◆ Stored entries
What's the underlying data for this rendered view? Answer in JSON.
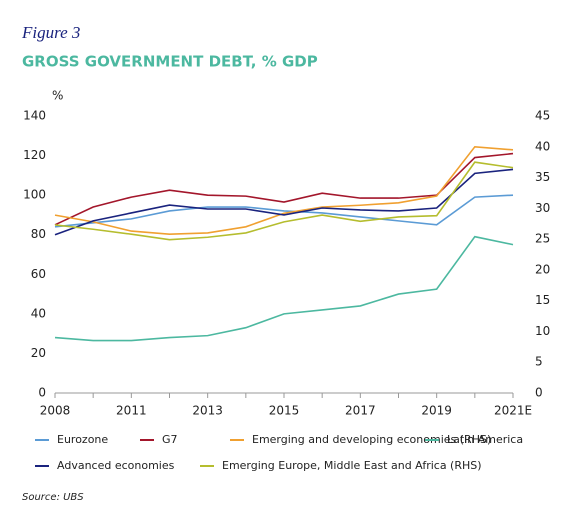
{
  "chart_data": {
    "type": "line",
    "figure_label": "Figure 3",
    "title": "GROSS GOVERNMENT DEBT, % GDP",
    "y_label": "%",
    "source": "Source: UBS",
    "categories": [
      "2008",
      null,
      "2011",
      null,
      "2013",
      null,
      "2015",
      null,
      "2017",
      null,
      "2019",
      null,
      "2021E"
    ],
    "ylim": [
      0,
      140
    ],
    "yticks": [
      0,
      20,
      40,
      60,
      80,
      100,
      120,
      140
    ],
    "y2lim": [
      0,
      45
    ],
    "y2ticks": [
      0,
      5,
      10,
      15,
      20,
      25,
      30,
      35,
      40,
      45
    ],
    "grid": false,
    "series": [
      {
        "name": "Eurozone",
        "color": "#5b9bd5",
        "values": [
          84,
          86,
          88,
          92,
          94,
          94,
          92,
          91,
          89,
          87,
          85,
          99,
          100
        ]
      },
      {
        "name": "G7",
        "color": "#a3162b",
        "values": [
          85,
          94,
          99,
          102.5,
          100,
          99.5,
          96.5,
          101,
          98.5,
          98.5,
          100,
          119,
          121
        ]
      },
      {
        "name": "Emerging and developing economies (RHS)",
        "color": "#f0a030",
        "axis": "y2",
        "values": [
          28.9,
          27.8,
          26.3,
          25.8,
          26,
          27,
          29.2,
          30.2,
          30.5,
          30.9,
          32,
          40,
          39.5
        ]
      },
      {
        "name": "Latin America",
        "color": "#4cb8a0",
        "values": [
          28,
          26.5,
          26.5,
          28,
          29,
          33,
          40,
          42,
          44,
          50,
          52.5,
          79,
          75
        ]
      },
      {
        "name": "Advanced economies",
        "color": "#1a237e",
        "values": [
          80,
          87,
          91,
          95,
          93,
          93,
          90,
          93.5,
          92.5,
          92,
          93.5,
          111,
          113
        ]
      },
      {
        "name": "Emerging Europe, Middle East and Africa (RHS)",
        "color": "#b5bd2e",
        "axis": "y2",
        "values": [
          27.3,
          26.6,
          25.8,
          24.9,
          25.3,
          26,
          27.8,
          28.9,
          27.9,
          28.6,
          28.8,
          37.5,
          36.6
        ]
      }
    ]
  }
}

◆ EXERCISE TASK
Locate the lines above that contain "name" and copy them.

◆ EXERCISE OUTPUT
        "name": "Eurozone",
        "name": "G7",
        "name": "Emerging and developing economies (RHS)",
        "name": "Latin America",
        "name": "Advanced economies",
        "name": "Emerging Europe, Middle East and Africa (RHS)",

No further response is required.